**Figure record extracts**.
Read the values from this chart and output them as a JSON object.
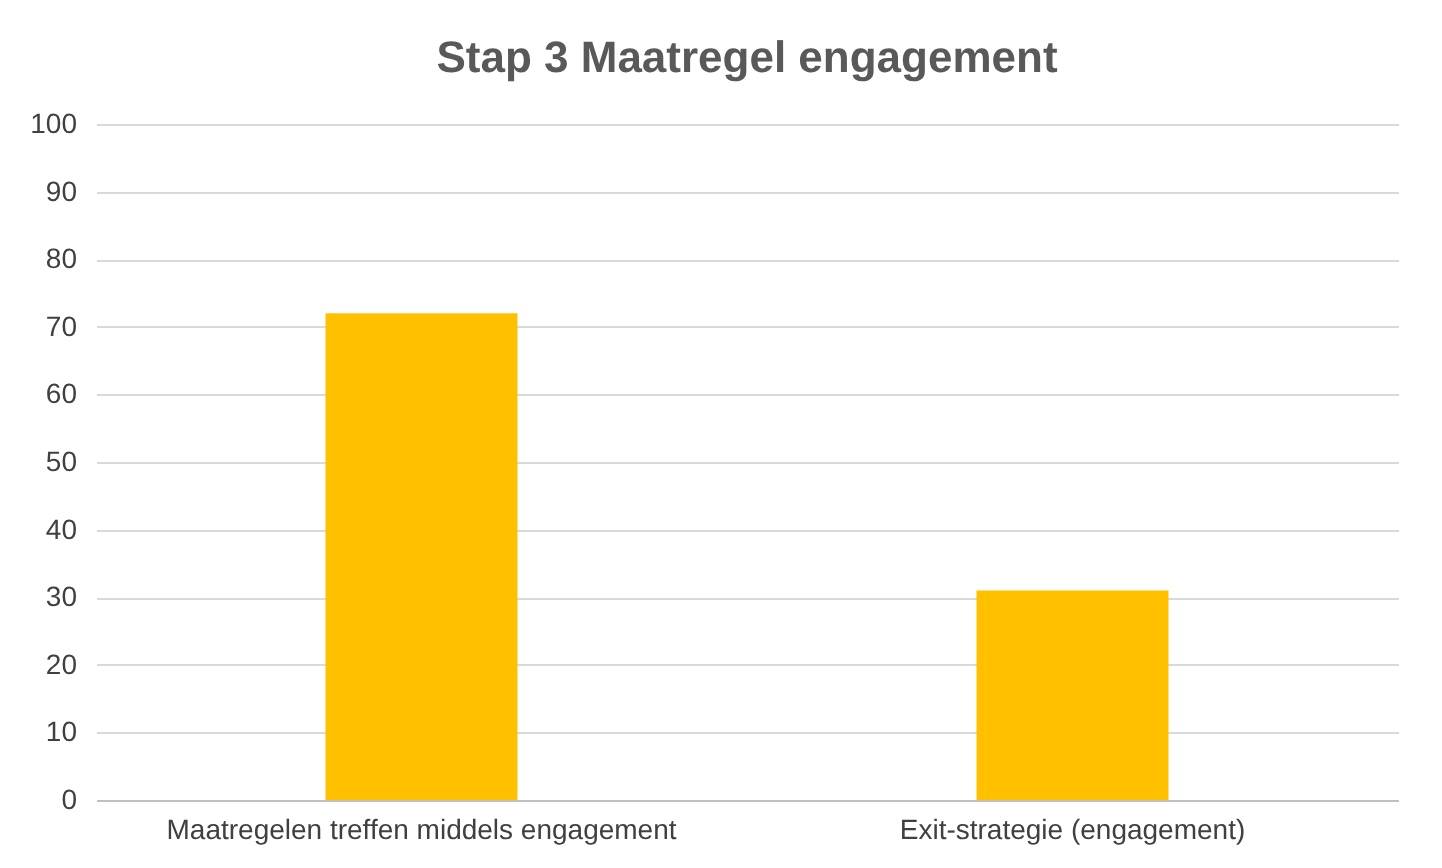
{
  "chart_data": {
    "type": "bar",
    "title": "Stap 3 Maatregel engagement",
    "categories": [
      "Maatregelen treffen middels engagement",
      "Exit-strategie (engagement)"
    ],
    "values": [
      72,
      31
    ],
    "color": "#ffc000",
    "ylim": [
      0,
      100
    ],
    "yticks": [
      0,
      10,
      20,
      30,
      40,
      50,
      60,
      70,
      80,
      90,
      100
    ],
    "grid": "y"
  }
}
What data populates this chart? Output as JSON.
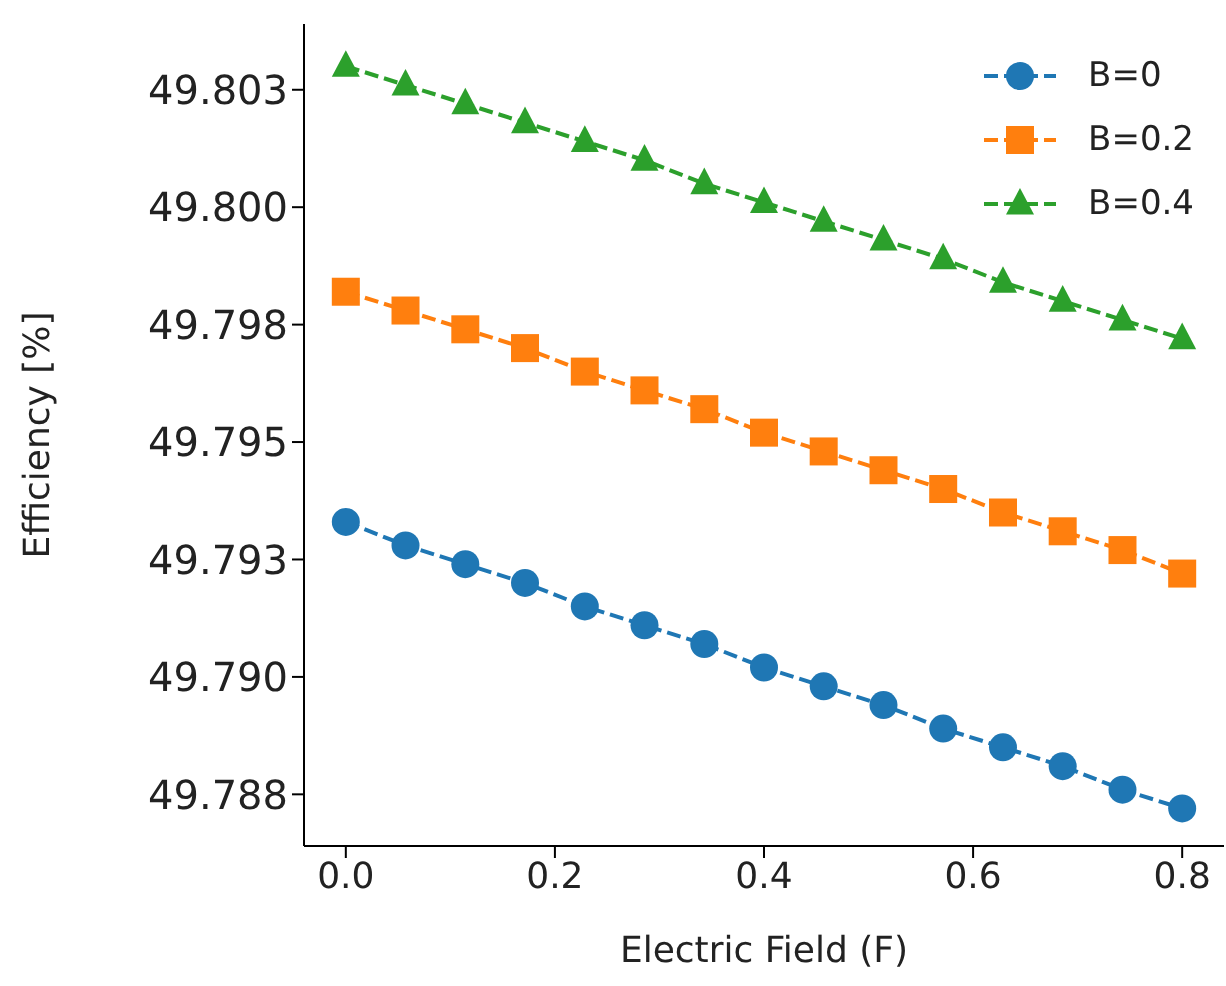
{
  "chart_data": {
    "type": "line",
    "xlabel": "Electric Field (F)",
    "ylabel": "Efficiency [%]",
    "x": [
      0,
      0.0571,
      0.1143,
      0.1714,
      0.2286,
      0.2857,
      0.3429,
      0.4,
      0.4571,
      0.5143,
      0.5714,
      0.6286,
      0.6857,
      0.7429,
      0.8
    ],
    "series": [
      {
        "name": "B=0",
        "color": "#1f77b4",
        "marker": "circle",
        "values": [
          49.7933,
          49.7928,
          49.7924,
          49.792,
          49.7915,
          49.7911,
          49.7907,
          49.7902,
          49.7898,
          49.7894,
          49.7889,
          49.7885,
          49.7881,
          49.7876,
          49.7872
        ]
      },
      {
        "name": "B=0.2",
        "color": "#ff7f0e",
        "marker": "square",
        "values": [
          49.7982,
          49.7978,
          49.7974,
          49.797,
          49.7965,
          49.7961,
          49.7957,
          49.7952,
          49.7948,
          49.7944,
          49.794,
          49.7935,
          49.7931,
          49.7927,
          49.7922
        ]
      },
      {
        "name": "B=0.4",
        "color": "#2ca02c",
        "marker": "triangle",
        "values": [
          49.803,
          49.8026,
          49.8022,
          49.8018,
          49.8014,
          49.801,
          49.8005,
          49.8001,
          49.7997,
          49.7993,
          49.7989,
          49.7984,
          49.798,
          49.7976,
          49.7972
        ]
      }
    ],
    "xlim": [
      -0.04,
      0.84
    ],
    "xticks": [
      {
        "value": 0,
        "label": "0.0"
      },
      {
        "value": 0.2,
        "label": "0.2"
      },
      {
        "value": 0.4,
        "label": "0.4"
      },
      {
        "value": 0.6,
        "label": "0.6"
      },
      {
        "value": 0.8,
        "label": "0.8"
      }
    ],
    "ylim": [
      49.7864,
      49.8039
    ],
    "yticks": [
      {
        "value": 49.7875,
        "label": "49.788"
      },
      {
        "value": 49.79,
        "label": "49.790"
      },
      {
        "value": 49.7925,
        "label": "49.793"
      },
      {
        "value": 49.795,
        "label": "49.795"
      },
      {
        "value": 49.7975,
        "label": "49.798"
      },
      {
        "value": 49.8,
        "label": "49.800"
      },
      {
        "value": 49.8025,
        "label": "49.803"
      }
    ],
    "grid": false,
    "legend": "top right",
    "line_style": "dashed"
  }
}
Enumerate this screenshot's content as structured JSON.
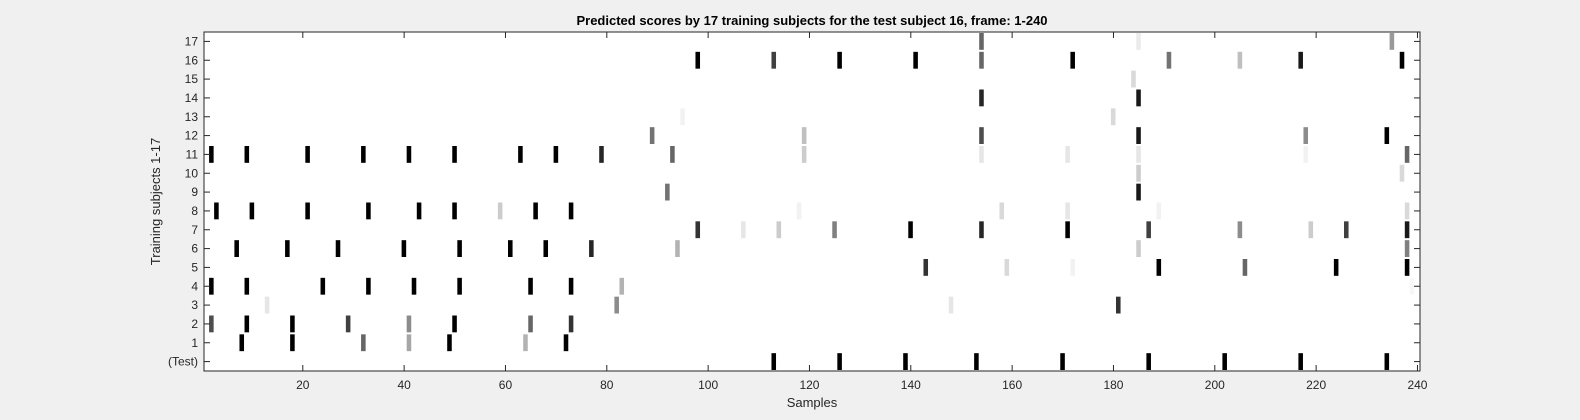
{
  "chart_data": {
    "type": "heatmap",
    "title": "Predicted scores by 17 training subjects for the test subject 16, frame: 1-240",
    "xlabel": "Samples",
    "ylabel": "Training subjects 1-17",
    "xlim": [
      1,
      240
    ],
    "x_ticks": [
      20,
      40,
      60,
      80,
      100,
      120,
      140,
      160,
      180,
      200,
      220,
      240
    ],
    "y_tick_labels": [
      "(Test)",
      "1",
      "2",
      "3",
      "4",
      "5",
      "6",
      "7",
      "8",
      "9",
      "10",
      "11",
      "12",
      "13",
      "14",
      "15",
      "16",
      "17"
    ],
    "colormap": "gray (white = 0, black = 1)",
    "grid": false,
    "rows": [
      {
        "label": "17",
        "cells": [
          [
            154,
            0.6
          ],
          [
            185,
            0.08
          ],
          [
            235,
            0.4
          ]
        ]
      },
      {
        "label": "16",
        "cells": [
          [
            98,
            1.0
          ],
          [
            113,
            0.75
          ],
          [
            126,
            1.0
          ],
          [
            141,
            1.0
          ],
          [
            154,
            0.6
          ],
          [
            172,
            1.0
          ],
          [
            191,
            0.55
          ],
          [
            205,
            0.25
          ],
          [
            217,
            0.9
          ],
          [
            237,
            1.0
          ]
        ]
      },
      {
        "label": "15",
        "cells": [
          [
            184,
            0.15
          ]
        ]
      },
      {
        "label": "14",
        "cells": [
          [
            154,
            0.85
          ],
          [
            185,
            0.9
          ]
        ]
      },
      {
        "label": "13",
        "cells": [
          [
            95,
            0.05
          ],
          [
            180,
            0.15
          ]
        ]
      },
      {
        "label": "12",
        "cells": [
          [
            89,
            0.55
          ],
          [
            119,
            0.25
          ],
          [
            154,
            0.7
          ],
          [
            185,
            0.9
          ],
          [
            218,
            0.45
          ],
          [
            234,
            1.0
          ]
        ]
      },
      {
        "label": "11",
        "cells": [
          [
            2,
            1.0
          ],
          [
            9,
            1.0
          ],
          [
            21,
            1.0
          ],
          [
            32,
            1.0
          ],
          [
            41,
            1.0
          ],
          [
            50,
            1.0
          ],
          [
            63,
            1.0
          ],
          [
            70,
            1.0
          ],
          [
            79,
            0.85
          ],
          [
            93,
            0.6
          ],
          [
            119,
            0.2
          ],
          [
            154,
            0.1
          ],
          [
            171,
            0.1
          ],
          [
            185,
            0.1
          ],
          [
            218,
            0.05
          ],
          [
            238,
            0.6
          ]
        ]
      },
      {
        "label": "10",
        "cells": [
          [
            185,
            0.2
          ],
          [
            237,
            0.15
          ]
        ]
      },
      {
        "label": "9",
        "cells": [
          [
            92,
            0.55
          ],
          [
            185,
            0.9
          ]
        ]
      },
      {
        "label": "8",
        "cells": [
          [
            3,
            1.0
          ],
          [
            10,
            1.0
          ],
          [
            21,
            1.0
          ],
          [
            33,
            1.0
          ],
          [
            43,
            1.0
          ],
          [
            50,
            1.0
          ],
          [
            59,
            0.2
          ],
          [
            66,
            1.0
          ],
          [
            73,
            1.0
          ],
          [
            118,
            0.05
          ],
          [
            158,
            0.15
          ],
          [
            171,
            0.1
          ],
          [
            189,
            0.05
          ],
          [
            238,
            0.15
          ]
        ]
      },
      {
        "label": "7",
        "cells": [
          [
            98,
            0.8
          ],
          [
            107,
            0.1
          ],
          [
            114,
            0.2
          ],
          [
            125,
            0.5
          ],
          [
            140,
            1.0
          ],
          [
            154,
            0.85
          ],
          [
            171,
            1.0
          ],
          [
            187,
            0.75
          ],
          [
            205,
            0.45
          ],
          [
            219,
            0.2
          ],
          [
            226,
            0.75
          ],
          [
            238,
            0.9
          ]
        ]
      },
      {
        "label": "6",
        "cells": [
          [
            7,
            1.0
          ],
          [
            17,
            1.0
          ],
          [
            27,
            1.0
          ],
          [
            40,
            1.0
          ],
          [
            51,
            1.0
          ],
          [
            61,
            1.0
          ],
          [
            68,
            1.0
          ],
          [
            77,
            0.85
          ],
          [
            94,
            0.3
          ],
          [
            185,
            0.2
          ],
          [
            238,
            0.5
          ]
        ]
      },
      {
        "label": "5",
        "cells": [
          [
            143,
            0.8
          ],
          [
            159,
            0.15
          ],
          [
            172,
            0.05
          ],
          [
            189,
            1.0
          ],
          [
            206,
            0.6
          ],
          [
            224,
            1.0
          ],
          [
            238,
            1.0
          ]
        ]
      },
      {
        "label": "4",
        "cells": [
          [
            2,
            1.0
          ],
          [
            9,
            1.0
          ],
          [
            24,
            1.0
          ],
          [
            33,
            1.0
          ],
          [
            42,
            1.0
          ],
          [
            51,
            1.0
          ],
          [
            65,
            1.0
          ],
          [
            73,
            1.0
          ],
          [
            83,
            0.3
          ],
          [
            239,
            0.03
          ]
        ]
      },
      {
        "label": "3",
        "cells": [
          [
            13,
            0.1
          ],
          [
            82,
            0.45
          ],
          [
            148,
            0.1
          ],
          [
            181,
            0.8
          ]
        ]
      },
      {
        "label": "2",
        "cells": [
          [
            2,
            0.7
          ],
          [
            9,
            1.0
          ],
          [
            18,
            1.0
          ],
          [
            29,
            0.75
          ],
          [
            41,
            0.45
          ],
          [
            50,
            1.0
          ],
          [
            65,
            0.6
          ],
          [
            73,
            0.8
          ]
        ]
      },
      {
        "label": "1",
        "cells": [
          [
            8,
            1.0
          ],
          [
            18,
            1.0
          ],
          [
            32,
            0.6
          ],
          [
            41,
            0.35
          ],
          [
            49,
            1.0
          ],
          [
            64,
            0.3
          ],
          [
            72,
            1.0
          ]
        ]
      },
      {
        "label": "(Test)",
        "cells": [
          [
            113,
            1.0
          ],
          [
            126,
            1.0
          ],
          [
            139,
            1.0
          ],
          [
            153,
            1.0
          ],
          [
            170,
            1.0
          ],
          [
            187,
            1.0
          ],
          [
            202,
            1.0
          ],
          [
            217,
            1.0
          ],
          [
            234,
            1.0
          ]
        ]
      }
    ]
  }
}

**Work instructions**. Look through the entries and work out how many lines have the word "JSON" in them; reply with that number only.

**Exercise result**. 3